- [TASK GOAL] Locate the word "Korczak" in the material, then show every line that holds it.

───── INFORMATION SHOWN ─────

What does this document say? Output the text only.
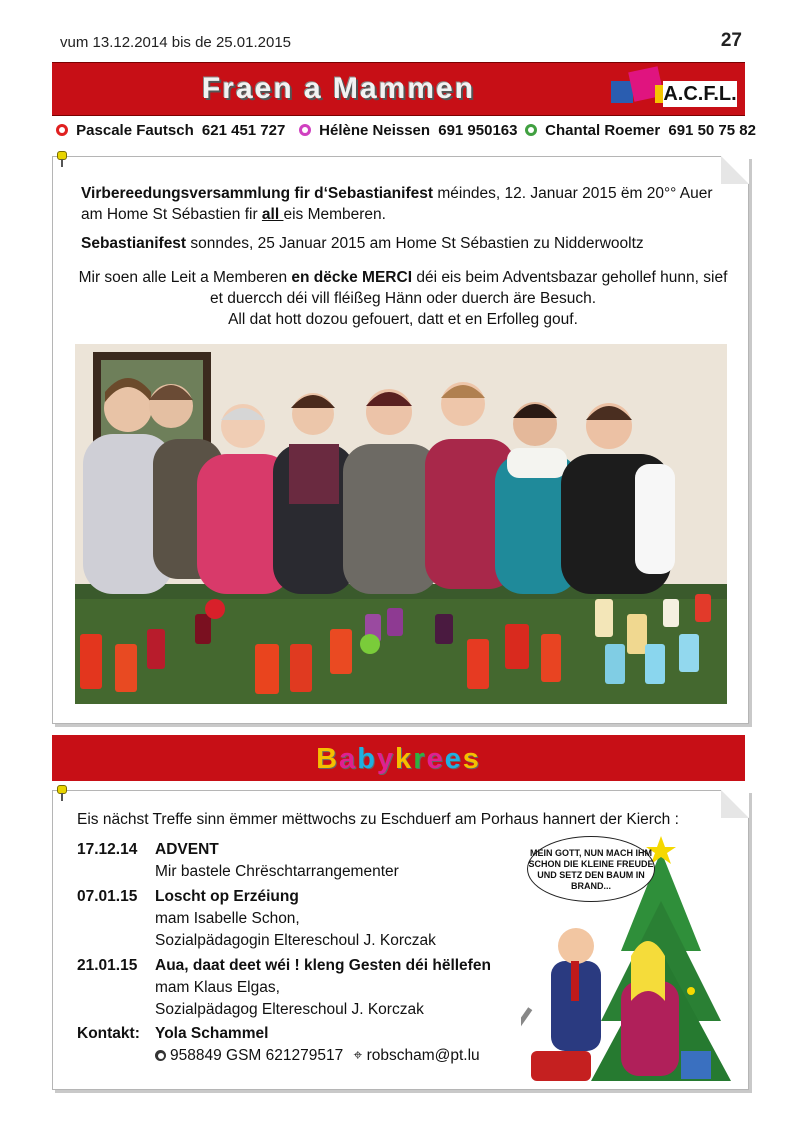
vum 13.12.2014 bis de 25.01.2015	27
Fraen a Mammen	A.C.F.L.
Pascale Fautsch 621 451 727	Hélène Neissen 691 950163	Chantal Roemer 691 50 75 82
Virbereedungsversammlung fir d‘Sebastianifest méindes, 12. Januar 2015 ëm 20°° Auer am Home St Sébastien fir all eis Memberen.
Sebastianifest sonndes, 25 Januar 2015 am Home St Sébastien zu Nidderwooltz
Mir soen alle Leit a Memberen en dëcke MERCI déi eis beim Adventsbazar gehollef hunn, sief
et duercch déi vill fléißeg Hänn oder duerch äre Besuch.
All dat hott dozou gefouert, datt et en Erfolleg gouf.
Babykrees
Eis nächst Treffe sinn ëmmer mëttwochs zu Eschduerf am Porhaus hannert der Kierch :
17.12.14 ADVENT
Mir bastele Chrëschtarrangementer
07.01.15 Loscht op Erzéiung
mam Isabelle Schon,
Sozialpädagogin Eltereschoul J. Korczak
21.01.15 Aua, daat deet wéi ! kleng Gesten déi hëllefen
mam Klaus Elgas,
Sozialpädagog Eltereschoul J. Korczak
Kontakt: Yola Schammel
958849 GSM 621279517 ⌖ robscham@pt.lu
MEIN GOTT, NUN MACH IHM SCHON DIE KLEINE FREUDE UND SETZ DEN BAUM IN BRAND...
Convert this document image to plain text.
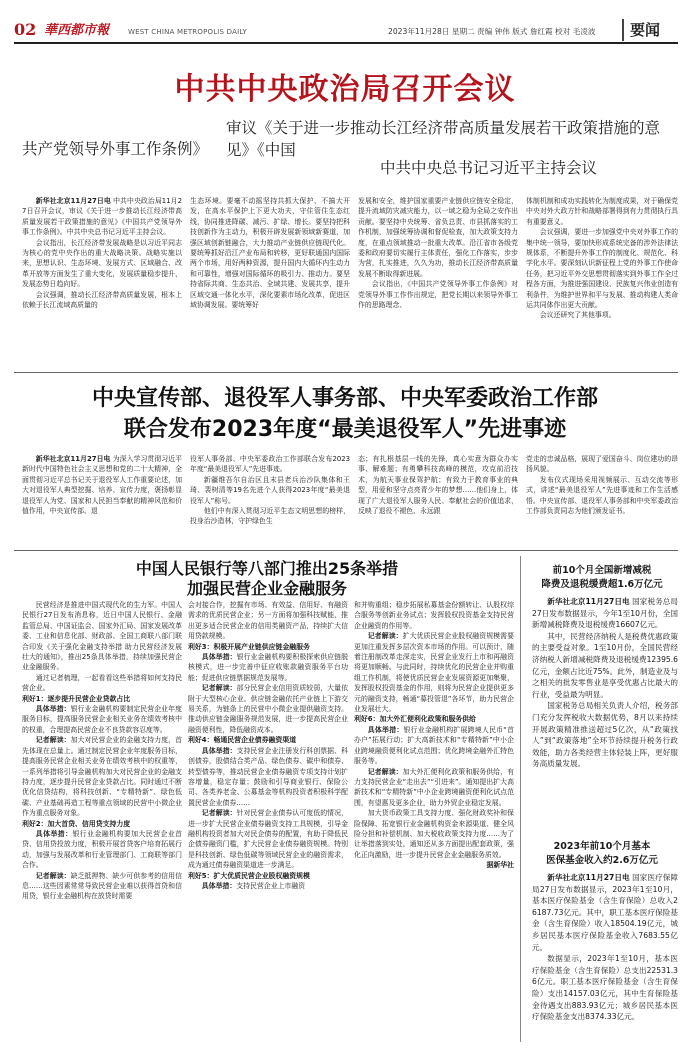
02 華西都市報	WEST CHINA METROPOLIS DAILY	2023年11月28日 星期二 责编 钟伟 版式 詹红霞 校对 毛凌波	要闻
中共中央政治局召开会议
审议《关于进一步推动长江经济带高质量发展若干政策措施的意见》《中国
共产党领导外事工作条例》
中共中央总书记习近平主持会议

新华社北京11月27日电 中共中央政治局11月27日召开会议，审议《关于进一步推动长江经济带高质量发展若干政策措施的意见》《中国共产党领导外事工作条例》。中共中央总书记习近平主持会议。

会议指出，长江经济带发展战略是以习近平同志为核心的党中央作出的重大战略决策。战略实施以来，思想认识、生态环境、发展方式、区域融合、改革开放等方面发生了重大变化，发展质量稳步提升，发展态势日趋向好。

会议强调，推动长江经济带高质量发展，根本上依赖于长江流域高质量的

生态环境。要毫不动摇坚持共抓大保护、不搞大开发，在高水平保护上下更大功夫，守住管住生态红线，协同推进降碳、减污、扩绿、增长。要坚持把科技创新作为主动力，积极开辟发展新领域新赛道，加强区域创新链融合，大力推动产业链供应链现代化。要统筹抓好沿江产业布局和转移，更好联通国内国际两个市场，用好两种资源，提升国内大循环内生动力和可靠性，增强对国际循环的吸引力、推动力。要坚持省际共商、生态共治、全域共建、发展共享，提升区域交通一体化水平，深化要素市场化改革，促进区域协调发展。要统筹好
发展和安全，维护国家重要产业链供应链安全稳定，提升流域防灾减灾能力，以一域之稳为全局之安作出贡献。要坚持中央统筹、省负总责、市县抓落实的工作机制，加强统筹协调和督促检查，加大政策支持力度，在重点领域推动一批重大改革。沿江省市各级党委和政府要切实履行主体责任，强化工作落实，步步为营，扎实推进，久久为功，推动长江经济带高质量发展不断取得新进展。

会议指出，《中国共产党领导外事工作条例》对党领导外事工作作出规定，把党长期以来领导外事工作的思路理念、

体制机制和成功实践转化为制度成果，对于确保党中央对外大政方针和战略部署得到有力贯彻执行具有重要意义。

会议强调，要进一步加强党中央对外事工作的集中统一领导，要加快形成系统完备的涉外法律法规体系，不断提升外事工作的制度化、规范化、科学化水平。要深刻认识新征程上党的外事工作使命任务，把习近平外交思想贯彻落实到外事工作全过程各方面，为推进强国建设、民族复兴伟业创造有利条件，为维护世界和平与发展、推动构建人类命运共同体作出更大贡献。

会议还研究了其他事项。

中央宣传部、退役军人事务部、中央军委政治工作部
联合发布2023年度“最美退役军人”先进事迹

新华社北京11月27日电 为深入学习贯彻习近平新时代中国特色社会主义思想和党的二十大精神，全面贯彻习近平总书记关于退役军人工作重要论述，加大对退役军人典型挖掘、培养、宣传力度，褒扬彰显退役军人为党、国家和人民担当奉献的精神风范和价值作用，中央宣传部、退

役军人事务部、中央军委政治工作部联合发布2023年度“最美退役军人”先进事迹。

新疆维吾尔自治区且末县老兵治沙队集体和王琦、裴树清等19名先进个人获得2023年度“最美退役军人”称号。

他们中有深入贯彻习近平生态文明思想的榜样，投身治沙造林，守护绿色生

态；有扎根基层一线的先锋，真心实意为群众办实事、解难题；有勇攀科技高峰的模范，攻克前沿技术，为航天事业保驾护航；有致力于教育事业的典型，用爱和坚守点亮青少年的梦想……他们身上，体现了广大退役军人服务人民、奉献社会的价值追求，反映了退役不褪色、永远跟
党走的忠诚品格，展现了爱国奋斗、岗位建功的昂扬风貌。

发布仪式现场采用视频展示、互动交流等形式，讲述“最美退役军人”先进事迹和工作生活感悟。中央宣传部、退役军人事务部和中央军委政治工作部负责同志为他们颁发证书。

中国人民银行等八部门推出25条举措
加强民营企业金融服务

民营经济是推进中国式现代化的生力军。中国人民银行27日发布消息称，近日中国人民银行、金融监管总局、中国证监会、国家外汇局、国家发展改革委、工业和信息化部、财政部、全国工商联八部门联合印发《关于强化金融支持举措 助力民营经济发展壮大的通知》，推出25条具体举措，持续加强民营企业金融服务。

通过记者梳理，一起看看这些举措将如何支持民营企业。

利好1：逐步提升民营企业贷款占比

具体举措：银行业金融机构要制定民营企业年度服务目标，提高服务民营企业相关业务在绩效考核中的权重，合理提高民营企业不良贷款容忍度等。

记者解读：加大对民营企业的金融支持力度，首先体现在总量上。通过制定民营企业年度服务目标，提高服务民营企业相关业务在绩效考核中的权重等，一系列举措将引导金融机构加大对民营企业的金融支持力度，逐步提升民营企业贷款占比。同时通过不断优化信贷结构，将科技创新、“专精特新”、绿色低碳、产业基础再造工程等重点领域的民营中小微企业作为重点服务对象。

利好2：加大首贷、信用贷支持力度

具体举措：银行业金融机构要加大民营企业首贷、信用贷投放力度，积极开展首贷客户培育拓展行动，加强与发展改革和行业管理部门、工商联等部门合作。

记者解读：缺乏抵押物、缺少可供参考的信用信息……这些因素常常导致民营企业难以获得首贷和信用贷，银行业金融机构在放贷时需要

会对接合作，挖掘有市场、有效益、信用好、有融资需求的优质民营企业；另一方面将加强科技赋能，推出更多适合民营企业的信用类融资产品，持续扩大信用贷款规模。
利好3：积极开展产业链供应链金融服务

具体举措：银行业金融机构要积极探索供应链脱核模式，进一步完善中征应收账款融资服务平台功能；促进供应链票据规范发展等。

记者解读：部分民营企业信用资质较弱，大量依附于大型核心企业。供应链金融依托产业链上下游交易关系，为链条上的民营中小微企业提供融资支持。推动供应链金融服务规范发展，进一步提高民营企业融资便利性，降低融资成本。

利好4：畅通民营企业债券融资渠道

具体举措：支持民营企业注册发行科创票据、科创债券，股债结合类产品、绿色债券、碳中和债券、转型债券等，推动民营企业债券融资专项支持计划扩容增量，稳定存量；鼓励和引导商业银行、保险公司、各类养老金、公募基金等机构投资者积极科学配置民营企业债券……

记者解读：针对民营企业债券认可度低的情况，进一步扩大民营企业债券融资支持工具规模，引导金融机构投资者加大对民企债券的配置，有助于降低民企债券融资门槛，扩大民营企业债券融资规模。特别是科技创新、绿色低碳等领域民营企业的融资需求，成为通过债券融资渠道进一步满足。

利好5：扩大优质民营企业股权融资规模

具体举措：支持民营企业上市融资

和并购重组；稳步拓展私募基金份额转让、认股权综合服务等创新业务试点；发挥股权投资基金支持民营企业融资的作用等。

记者解读：扩大优质民营企业股权融资规模需要更加注重发挥多层次资本市场的作用。可以预计，随着注册制改革走深走实，民营企业发行上市和再融资将更加顺畅。与此同时，持续优化的民营企业并购重组工作机制，将使优质民营企业发展资源更加集聚，发挥股权投资基金的作用，则将为民营企业提供更多元的融资支持，畅通“募投管退”各环节，助力民营企业发展壮大。

利好6：加大外汇便利化政策和服务供给

具体举措：银行业金融机构扩展跨境人民币“首办户”拓展行动；扩大高新技术和“专精特新”中小企业跨境融资便利化试点范围；优化跨境金融外汇特色服务等。

记者解读：加大外汇便利化政策和服务供给，有力支持民营企业“走出去”“引进来”。通知提出扩大高新技术和“专精特新”中小企业跨境融资便利化试点范围，有望惠及更多企业，助力外贸企业稳定发展。

加大货币政策工具支持力度、强化财政奖补和保险保障、拓宽银行业金融机构资金来源渠道、健全风险分担和补偿机制、加大税收政策支持力度……为了让举措落到实处，通知还从多方面提出配套政策，强化正向激励，进一步提升民营企业金融服务质效。

据新华社
前10个月全国新增减税
降费及退税缓费超1.6万亿元

新华社北京11月27日电 国家税务总局27日发布数据显示，今年1至10月份，全国新增减税降费及退税缓费16607亿元。

其中，民营经济纳税人是税费优惠政策的主要受益对象。1至10月份，全国民营经济纳税人新增减税降费及退税缓费12395.6亿元，金额占比近75%。此外，制造业及与之相关的批发零售业是享受优惠占比最大的行业，受益最为明显。

国家税务总局相关负责人介绍，税务部门充分发挥税收大数据优势，8月以来持续开展政策精准推送超过5亿次，从“政策找人”到“政策落地”全环节持续提升税务行政效能，助力各类经营主体轻装上阵，更好服务高质量发展。

2023年前10个月基本
医保基金收入约2.6万亿元

新华社北京11月27日电 国家医疗保障局27日发布数据显示，2023年1至10月，基本医疗保险基金（含生育保险）总收入26187.73亿元。其中，职工基本医疗保险基金（含生育保险）收入18504.19亿元，城乡居民基本医疗保险基金收入7683.55亿元。

数据显示，2023年1至10月，基本医疗保险基金（含生育保险）总支出22531.36亿元。职工基本医疗保险基金（含生育保险）支出14157.03亿元，其中生育保险基金待遇支出883.93亿元；城乡居民基本医疗保险基金支出8374.33亿元。
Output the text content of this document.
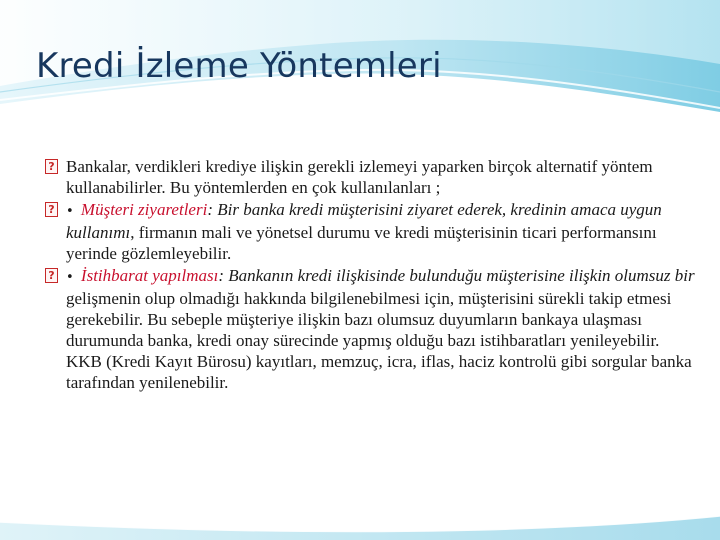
Kredi İzleme Yöntemleri

? Bankalar, verdikleri krediye ilişkin gerekli izlemeyi yaparken birçok alternatif yöntem kullanabilirler. Bu yöntemlerden en çok kullanılanları ;

? • Müşteri ziyaretleri: Bir banka kredi müşterisini ziyaret ederek, kredinin amaca uygun kullanımı, firmanın mali ve yönetsel durumu ve kredi müşterisinin ticari performansını yerinde gözlemleyebilir.

? • İstihbarat yapılması: Bankanın kredi ilişkisinde bulunduğu müşterisine ilişkin olumsuz bir gelişmenin olup olmadığı hakkında bilgilenebilmesi için, müşterisini sürekli takip etmesi gerekebilir. Bu sebeple müşteriye ilişkin bazı olumsuz duyumların bankaya ulaşması durumunda banka, kredi onay sürecinde yapmış olduğu bazı istihbaratları yenileyebilir. KKB (Kredi Kayıt Bürosu) kayıtları, memzuç, icra, iflas, haciz kontrolü gibi sorgular banka tarafından yenilenebilir.
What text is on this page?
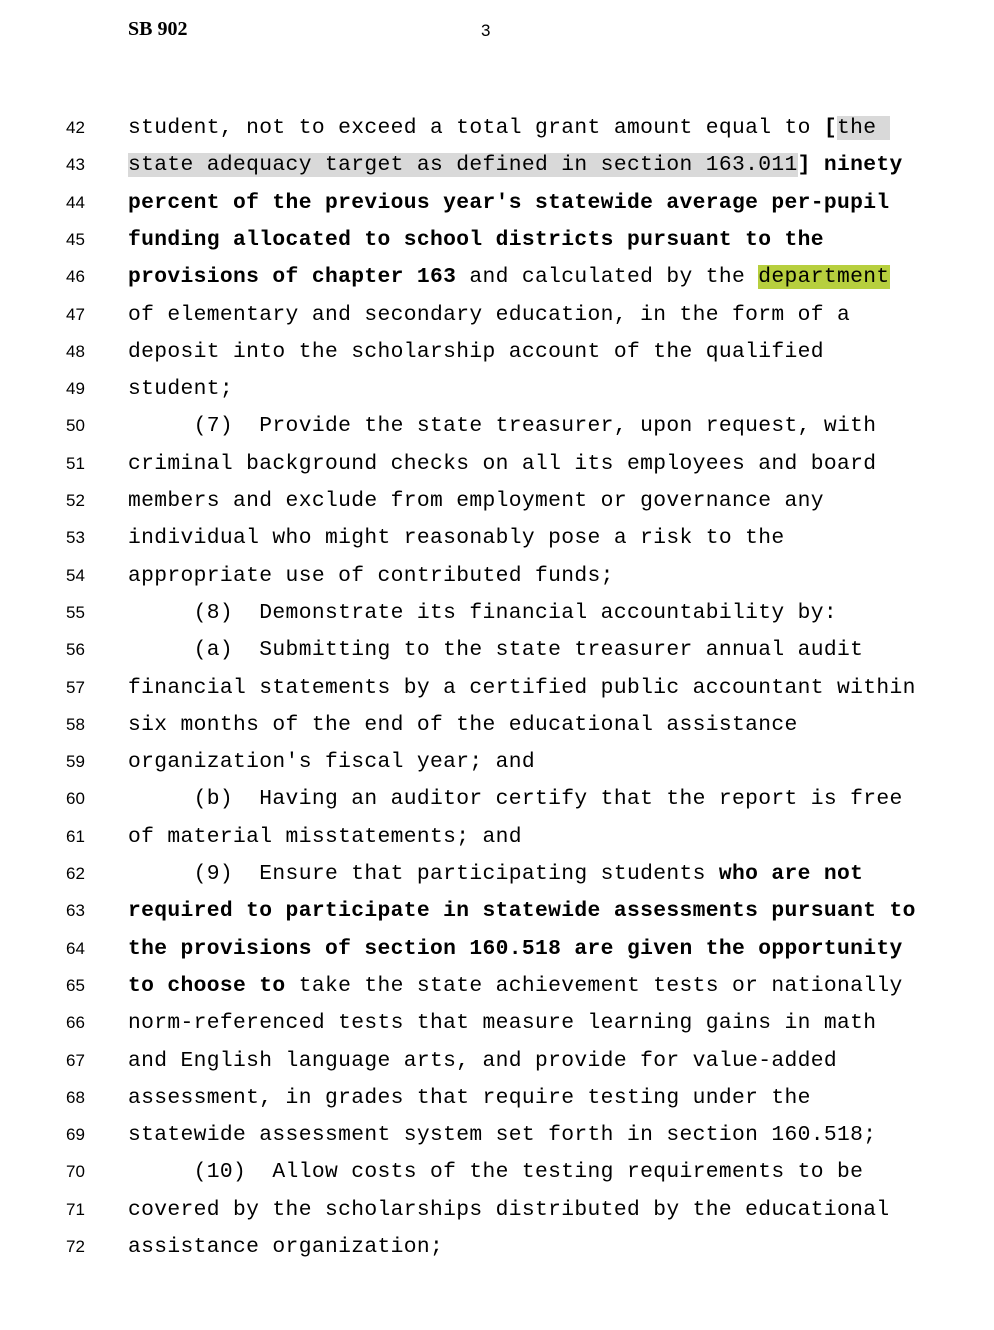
SB 902	3
42 student, not to exceed a total grant amount equal to [the
43 state adequacy target as defined in section 163.011] ninety
44 percent of the previous year's statewide average per-pupil
45 funding allocated to school districts pursuant to the
46 provisions of chapter 163 and calculated by the department
47 of elementary and secondary education, in the form of a
48 deposit into the scholarship account of the qualified
49 student;
50 (7)  Provide the state treasurer, upon request, with
51 criminal background checks on all its employees and board
52 members and exclude from employment or governance any
53 individual who might reasonably pose a risk to the
54 appropriate use of contributed funds;
55 (8)  Demonstrate its financial accountability by:
56 (a)  Submitting to the state treasurer annual audit
57 financial statements by a certified public accountant within
58 six months of the end of the educational assistance
59 organization's fiscal year; and
60 (b)  Having an auditor certify that the report is free
61 of material misstatements; and
62 (9)  Ensure that participating students who are not
63 required to participate in statewide assessments pursuant to
64 the provisions of section 160.518 are given the opportunity
65 to choose to take the state achievement tests or nationally
66 norm-referenced tests that measure learning gains in math
67 and English language arts, and provide for value-added
68 assessment, in grades that require testing under the
69 statewide assessment system set forth in section 160.518;
70 (10)  Allow costs of the testing requirements to be
71 covered by the scholarships distributed by the educational
72 assistance organization;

─────

- [RESULT OF THIS TASK]
Sozialpädagogin Eltereschoul J. Korczak
Sozialpädagog Eltereschoul J. Korczak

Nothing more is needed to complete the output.